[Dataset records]
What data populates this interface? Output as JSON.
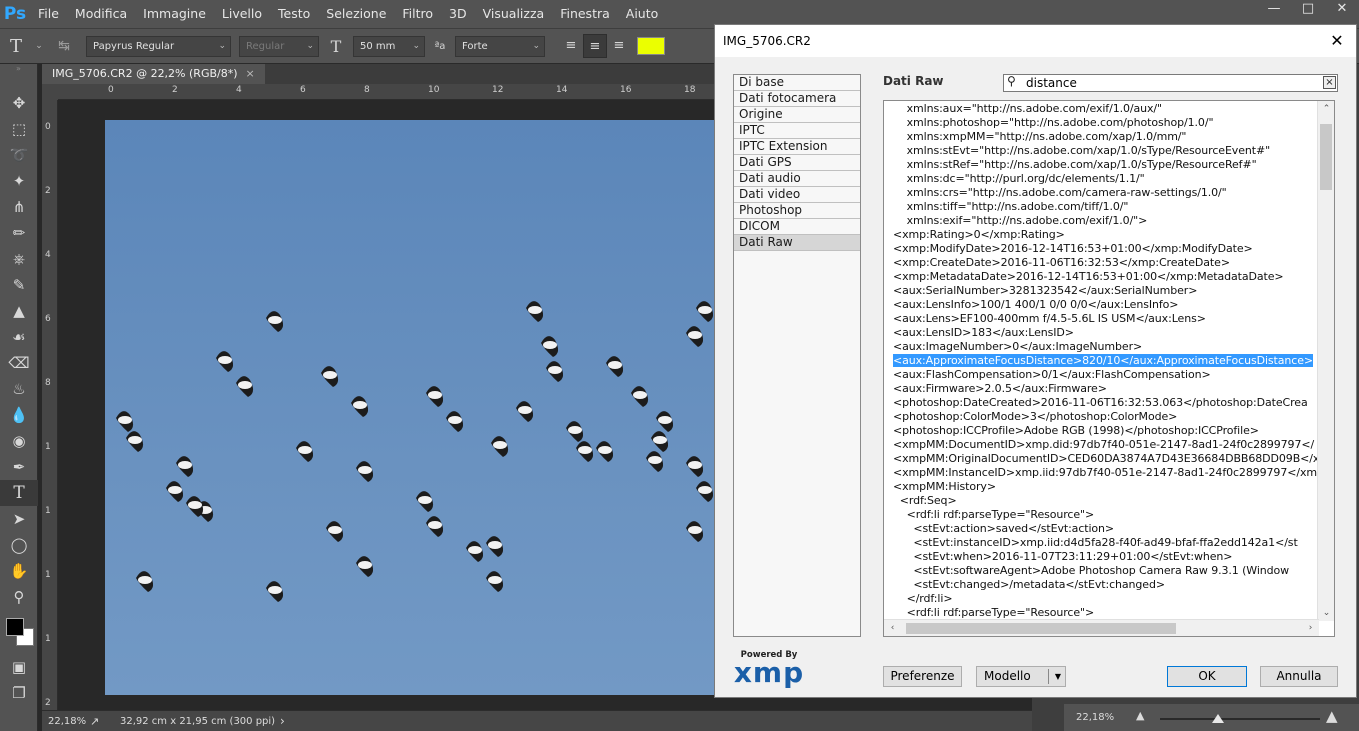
{
  "app": {
    "logo": "Ps",
    "menu": [
      "File",
      "Modifica",
      "Immagine",
      "Livello",
      "Testo",
      "Selezione",
      "Filtro",
      "3D",
      "Visualizza",
      "Finestra",
      "Aiuto"
    ],
    "window_controls": [
      "minimize",
      "maximize",
      "close"
    ]
  },
  "options_bar": {
    "tool_icon": "type-tool-icon",
    "font_family": "Papyrus Regular",
    "font_style": "Regular",
    "font_size": "50 mm",
    "antialias": "Forte",
    "text_color": "#ebff00"
  },
  "document_tab": {
    "label": "IMG_5706.CR2 @ 22,2% (RGB/8*)",
    "close": "×"
  },
  "rulers": {
    "h_labels": [
      "0",
      "2",
      "4",
      "6",
      "8",
      "10",
      "12",
      "14",
      "16",
      "18"
    ],
    "v_labels": [
      "0",
      "2",
      "4",
      "6",
      "8",
      "1",
      "1",
      "1",
      "1",
      "2"
    ]
  },
  "status_bar": {
    "zoom": "22,18%",
    "doc_size": "32,92 cm x 21,95 cm (300 ppi)",
    "arrow": "›"
  },
  "navigator": {
    "zoom": "22,18%"
  },
  "dialog": {
    "title": "IMG_5706.CR2",
    "categories": [
      "Di base",
      "Dati fotocamera",
      "Origine",
      "IPTC",
      "IPTC Extension",
      "Dati GPS",
      "Dati audio",
      "Dati video",
      "Photoshop",
      "DICOM",
      "Dati Raw"
    ],
    "selected_category": "Dati Raw",
    "section_title": "Dati Raw",
    "search": {
      "value": "distance",
      "clear": "×"
    },
    "raw_lines": [
      "    xmlns:aux=\"http://ns.adobe.com/exif/1.0/aux/\"",
      "    xmlns:photoshop=\"http://ns.adobe.com/photoshop/1.0/\"",
      "    xmlns:xmpMM=\"http://ns.adobe.com/xap/1.0/mm/\"",
      "    xmlns:stEvt=\"http://ns.adobe.com/xap/1.0/sType/ResourceEvent#\"",
      "    xmlns:stRef=\"http://ns.adobe.com/xap/1.0/sType/ResourceRef#\"",
      "    xmlns:dc=\"http://purl.org/dc/elements/1.1/\"",
      "    xmlns:crs=\"http://ns.adobe.com/camera-raw-settings/1.0/\"",
      "    xmlns:tiff=\"http://ns.adobe.com/tiff/1.0/\"",
      "    xmlns:exif=\"http://ns.adobe.com/exif/1.0/\">",
      "<xmp:Rating>0</xmp:Rating>",
      "<xmp:ModifyDate>2016-12-14T16:53+01:00</xmp:ModifyDate>",
      "<xmp:CreateDate>2016-11-06T16:32:53</xmp:CreateDate>",
      "<xmp:MetadataDate>2016-12-14T16:53+01:00</xmp:MetadataDate>",
      "<aux:SerialNumber>3281323542</aux:SerialNumber>",
      "<aux:LensInfo>100/1 400/1 0/0 0/0</aux:LensInfo>",
      "<aux:Lens>EF100-400mm f/4.5-5.6L IS USM</aux:Lens>",
      "<aux:LensID>183</aux:LensID>",
      "<aux:ImageNumber>0</aux:ImageNumber>",
      "<aux:ApproximateFocusDistance>820/10</aux:ApproximateFocusDistance>",
      "<aux:FlashCompensation>0/1</aux:FlashCompensation>",
      "<aux:Firmware>2.0.5</aux:Firmware>",
      "<photoshop:DateCreated>2016-11-06T16:32:53.063</photoshop:DateCrea",
      "<photoshop:ColorMode>3</photoshop:ColorMode>",
      "<photoshop:ICCProfile>Adobe RGB (1998)</photoshop:ICCProfile>",
      "<xmpMM:DocumentID>xmp.did:97db7f40-051e-2147-8ad1-24f0c2899797</",
      "<xmpMM:OriginalDocumentID>CED60DA3874A7D43E36684DBB68DD09B</x",
      "<xmpMM:InstanceID>xmp.iid:97db7f40-051e-2147-8ad1-24f0c2899797</xm",
      "<xmpMM:History>",
      "  <rdf:Seq>",
      "    <rdf:li rdf:parseType=\"Resource\">",
      "      <stEvt:action>saved</stEvt:action>",
      "      <stEvt:instanceID>xmp.iid:d4d5fa28-f40f-ad49-bfaf-ffa2edd142a1</st",
      "      <stEvt:when>2016-11-07T23:11:29+01:00</stEvt:when>",
      "      <stEvt:softwareAgent>Adobe Photoshop Camera Raw 9.3.1 (Window",
      "      <stEvt:changed>/metadata</stEvt:changed>",
      "    </rdf:li>",
      "    <rdf:li rdf:parseType=\"Resource\">"
    ],
    "highlighted_line": 18,
    "xmp_logo": {
      "powered_by": "Powered By",
      "word": "xmp"
    },
    "buttons": {
      "preferences": "Preferenze",
      "template": "Modello",
      "ok": "OK",
      "cancel": "Annulla"
    }
  }
}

§ INSTRUCTIONS FOR THE TASK: Lines that hold the word "Regular" are the ones to return, every one of them.

§ TASK RESULT:
    "font_family": "Papyrus Regular",
    "font_style": "Regular",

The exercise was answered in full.